** BEGIN **

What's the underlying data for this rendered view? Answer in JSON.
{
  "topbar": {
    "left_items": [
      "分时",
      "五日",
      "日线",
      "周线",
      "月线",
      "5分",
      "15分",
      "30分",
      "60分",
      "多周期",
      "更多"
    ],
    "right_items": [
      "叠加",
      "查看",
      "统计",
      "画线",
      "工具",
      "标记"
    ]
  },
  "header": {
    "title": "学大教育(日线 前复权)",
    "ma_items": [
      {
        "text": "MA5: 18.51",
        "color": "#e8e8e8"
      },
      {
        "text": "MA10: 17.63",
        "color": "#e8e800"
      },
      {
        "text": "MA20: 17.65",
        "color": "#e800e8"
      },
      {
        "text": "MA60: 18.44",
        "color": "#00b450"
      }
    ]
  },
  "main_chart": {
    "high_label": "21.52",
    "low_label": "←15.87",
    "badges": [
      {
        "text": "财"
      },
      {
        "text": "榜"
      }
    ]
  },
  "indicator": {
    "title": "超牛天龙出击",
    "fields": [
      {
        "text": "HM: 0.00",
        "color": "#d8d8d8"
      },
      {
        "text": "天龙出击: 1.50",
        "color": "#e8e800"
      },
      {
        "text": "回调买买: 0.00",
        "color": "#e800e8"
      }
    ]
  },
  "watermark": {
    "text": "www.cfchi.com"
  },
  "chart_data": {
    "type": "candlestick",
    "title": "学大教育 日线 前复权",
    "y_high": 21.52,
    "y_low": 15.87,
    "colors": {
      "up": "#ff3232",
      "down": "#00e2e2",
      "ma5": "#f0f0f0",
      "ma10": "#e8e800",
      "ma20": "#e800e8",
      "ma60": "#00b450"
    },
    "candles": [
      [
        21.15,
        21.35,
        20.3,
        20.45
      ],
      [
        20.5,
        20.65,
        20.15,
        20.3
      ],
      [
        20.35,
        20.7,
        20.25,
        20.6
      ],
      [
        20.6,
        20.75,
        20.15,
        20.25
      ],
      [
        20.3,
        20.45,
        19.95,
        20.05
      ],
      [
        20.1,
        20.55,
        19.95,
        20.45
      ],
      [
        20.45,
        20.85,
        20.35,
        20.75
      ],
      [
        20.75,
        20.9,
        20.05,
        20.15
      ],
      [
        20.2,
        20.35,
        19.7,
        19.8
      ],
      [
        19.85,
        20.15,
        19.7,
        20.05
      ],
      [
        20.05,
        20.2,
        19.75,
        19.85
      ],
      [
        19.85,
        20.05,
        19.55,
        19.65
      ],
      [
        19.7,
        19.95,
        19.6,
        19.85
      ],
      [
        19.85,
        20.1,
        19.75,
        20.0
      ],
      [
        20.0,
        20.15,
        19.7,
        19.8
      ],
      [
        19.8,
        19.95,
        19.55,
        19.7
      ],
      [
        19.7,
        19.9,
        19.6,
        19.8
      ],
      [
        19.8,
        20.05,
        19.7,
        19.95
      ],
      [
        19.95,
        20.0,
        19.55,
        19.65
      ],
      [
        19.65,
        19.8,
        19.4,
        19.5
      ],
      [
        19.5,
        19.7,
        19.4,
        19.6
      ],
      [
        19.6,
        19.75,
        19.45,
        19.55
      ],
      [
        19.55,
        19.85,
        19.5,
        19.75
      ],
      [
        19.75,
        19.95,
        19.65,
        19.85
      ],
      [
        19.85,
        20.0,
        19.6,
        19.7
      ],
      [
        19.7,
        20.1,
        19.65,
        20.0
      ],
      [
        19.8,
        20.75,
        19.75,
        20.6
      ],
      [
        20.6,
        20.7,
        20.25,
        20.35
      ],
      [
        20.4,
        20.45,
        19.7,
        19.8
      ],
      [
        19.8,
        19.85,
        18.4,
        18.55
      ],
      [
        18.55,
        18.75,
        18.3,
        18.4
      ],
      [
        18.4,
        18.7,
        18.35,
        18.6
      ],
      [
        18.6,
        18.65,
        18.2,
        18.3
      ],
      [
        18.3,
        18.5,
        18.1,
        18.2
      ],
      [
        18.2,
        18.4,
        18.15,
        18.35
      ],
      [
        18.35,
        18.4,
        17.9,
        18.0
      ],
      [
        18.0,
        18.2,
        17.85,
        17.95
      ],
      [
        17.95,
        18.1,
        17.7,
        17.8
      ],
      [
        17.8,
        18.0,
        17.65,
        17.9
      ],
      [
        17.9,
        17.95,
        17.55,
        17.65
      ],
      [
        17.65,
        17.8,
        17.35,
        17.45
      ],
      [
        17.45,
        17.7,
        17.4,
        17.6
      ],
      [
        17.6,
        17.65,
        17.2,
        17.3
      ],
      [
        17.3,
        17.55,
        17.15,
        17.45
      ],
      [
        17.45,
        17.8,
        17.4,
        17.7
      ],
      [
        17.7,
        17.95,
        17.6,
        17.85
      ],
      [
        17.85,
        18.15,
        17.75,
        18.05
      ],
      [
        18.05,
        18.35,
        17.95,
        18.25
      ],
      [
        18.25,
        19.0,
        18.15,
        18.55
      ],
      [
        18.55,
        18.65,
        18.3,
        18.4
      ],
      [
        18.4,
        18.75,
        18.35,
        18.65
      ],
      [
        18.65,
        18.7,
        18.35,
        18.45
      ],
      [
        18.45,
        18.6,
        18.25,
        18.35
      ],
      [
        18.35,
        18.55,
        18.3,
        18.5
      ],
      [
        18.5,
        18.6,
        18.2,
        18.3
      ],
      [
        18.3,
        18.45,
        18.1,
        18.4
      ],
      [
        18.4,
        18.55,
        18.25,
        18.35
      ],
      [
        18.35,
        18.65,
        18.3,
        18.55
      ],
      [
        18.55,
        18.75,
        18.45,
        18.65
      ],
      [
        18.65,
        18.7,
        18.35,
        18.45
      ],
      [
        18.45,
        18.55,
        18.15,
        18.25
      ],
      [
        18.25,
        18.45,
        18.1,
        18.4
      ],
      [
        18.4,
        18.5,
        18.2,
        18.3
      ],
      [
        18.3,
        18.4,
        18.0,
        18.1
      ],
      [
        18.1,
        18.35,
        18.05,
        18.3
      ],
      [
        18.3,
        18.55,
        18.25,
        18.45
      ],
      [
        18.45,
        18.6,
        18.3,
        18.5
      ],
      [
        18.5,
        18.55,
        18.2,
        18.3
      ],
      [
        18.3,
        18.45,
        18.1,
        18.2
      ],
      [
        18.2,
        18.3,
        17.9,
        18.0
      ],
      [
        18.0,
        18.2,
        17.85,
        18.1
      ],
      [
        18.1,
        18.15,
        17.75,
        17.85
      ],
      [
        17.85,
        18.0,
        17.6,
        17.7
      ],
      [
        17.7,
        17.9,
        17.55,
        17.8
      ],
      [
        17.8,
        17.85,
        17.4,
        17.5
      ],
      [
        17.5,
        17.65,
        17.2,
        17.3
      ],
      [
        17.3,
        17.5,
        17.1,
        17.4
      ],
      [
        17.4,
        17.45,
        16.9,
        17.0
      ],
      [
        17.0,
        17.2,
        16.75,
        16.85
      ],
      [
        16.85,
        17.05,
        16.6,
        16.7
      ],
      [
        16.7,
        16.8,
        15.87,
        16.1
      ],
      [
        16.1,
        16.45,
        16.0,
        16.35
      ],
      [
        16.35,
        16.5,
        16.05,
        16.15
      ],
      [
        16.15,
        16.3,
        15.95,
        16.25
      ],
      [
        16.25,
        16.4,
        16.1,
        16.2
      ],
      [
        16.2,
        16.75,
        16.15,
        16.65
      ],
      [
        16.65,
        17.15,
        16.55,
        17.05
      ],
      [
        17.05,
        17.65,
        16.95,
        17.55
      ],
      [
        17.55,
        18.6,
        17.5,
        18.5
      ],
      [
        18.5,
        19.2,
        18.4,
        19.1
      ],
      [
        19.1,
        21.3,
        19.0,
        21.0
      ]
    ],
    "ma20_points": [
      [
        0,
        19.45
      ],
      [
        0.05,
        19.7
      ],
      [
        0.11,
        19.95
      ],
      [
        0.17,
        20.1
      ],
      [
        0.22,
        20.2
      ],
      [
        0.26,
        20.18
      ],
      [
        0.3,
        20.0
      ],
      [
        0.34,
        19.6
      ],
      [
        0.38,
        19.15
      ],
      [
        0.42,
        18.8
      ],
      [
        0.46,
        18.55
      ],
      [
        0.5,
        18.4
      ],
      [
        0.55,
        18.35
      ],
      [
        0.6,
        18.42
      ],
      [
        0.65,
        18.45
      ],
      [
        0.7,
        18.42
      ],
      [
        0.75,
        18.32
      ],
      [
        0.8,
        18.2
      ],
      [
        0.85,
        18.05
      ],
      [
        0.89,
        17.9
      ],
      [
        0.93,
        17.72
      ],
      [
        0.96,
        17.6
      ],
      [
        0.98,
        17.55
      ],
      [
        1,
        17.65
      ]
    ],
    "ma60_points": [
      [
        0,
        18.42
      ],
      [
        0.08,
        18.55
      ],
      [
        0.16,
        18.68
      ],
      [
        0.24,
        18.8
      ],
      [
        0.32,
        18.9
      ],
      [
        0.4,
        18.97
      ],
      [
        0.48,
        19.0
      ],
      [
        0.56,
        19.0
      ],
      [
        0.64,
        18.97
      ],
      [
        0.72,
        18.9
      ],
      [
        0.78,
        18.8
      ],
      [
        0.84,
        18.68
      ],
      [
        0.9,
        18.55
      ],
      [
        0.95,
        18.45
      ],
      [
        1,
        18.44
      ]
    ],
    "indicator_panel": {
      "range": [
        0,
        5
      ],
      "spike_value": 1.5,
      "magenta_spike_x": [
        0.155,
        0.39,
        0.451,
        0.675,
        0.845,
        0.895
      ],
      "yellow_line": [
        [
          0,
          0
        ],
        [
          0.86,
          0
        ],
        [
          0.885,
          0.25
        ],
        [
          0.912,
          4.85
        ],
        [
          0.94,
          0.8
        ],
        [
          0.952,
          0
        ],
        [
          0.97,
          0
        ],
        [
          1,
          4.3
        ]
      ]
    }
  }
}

** END **

Find each line that has the word "title", then copy it out.

    "title": "学大教育(日线 前复权)",
    "title": "超牛天龙出击",
    "title": "学大教育 日线 前复权",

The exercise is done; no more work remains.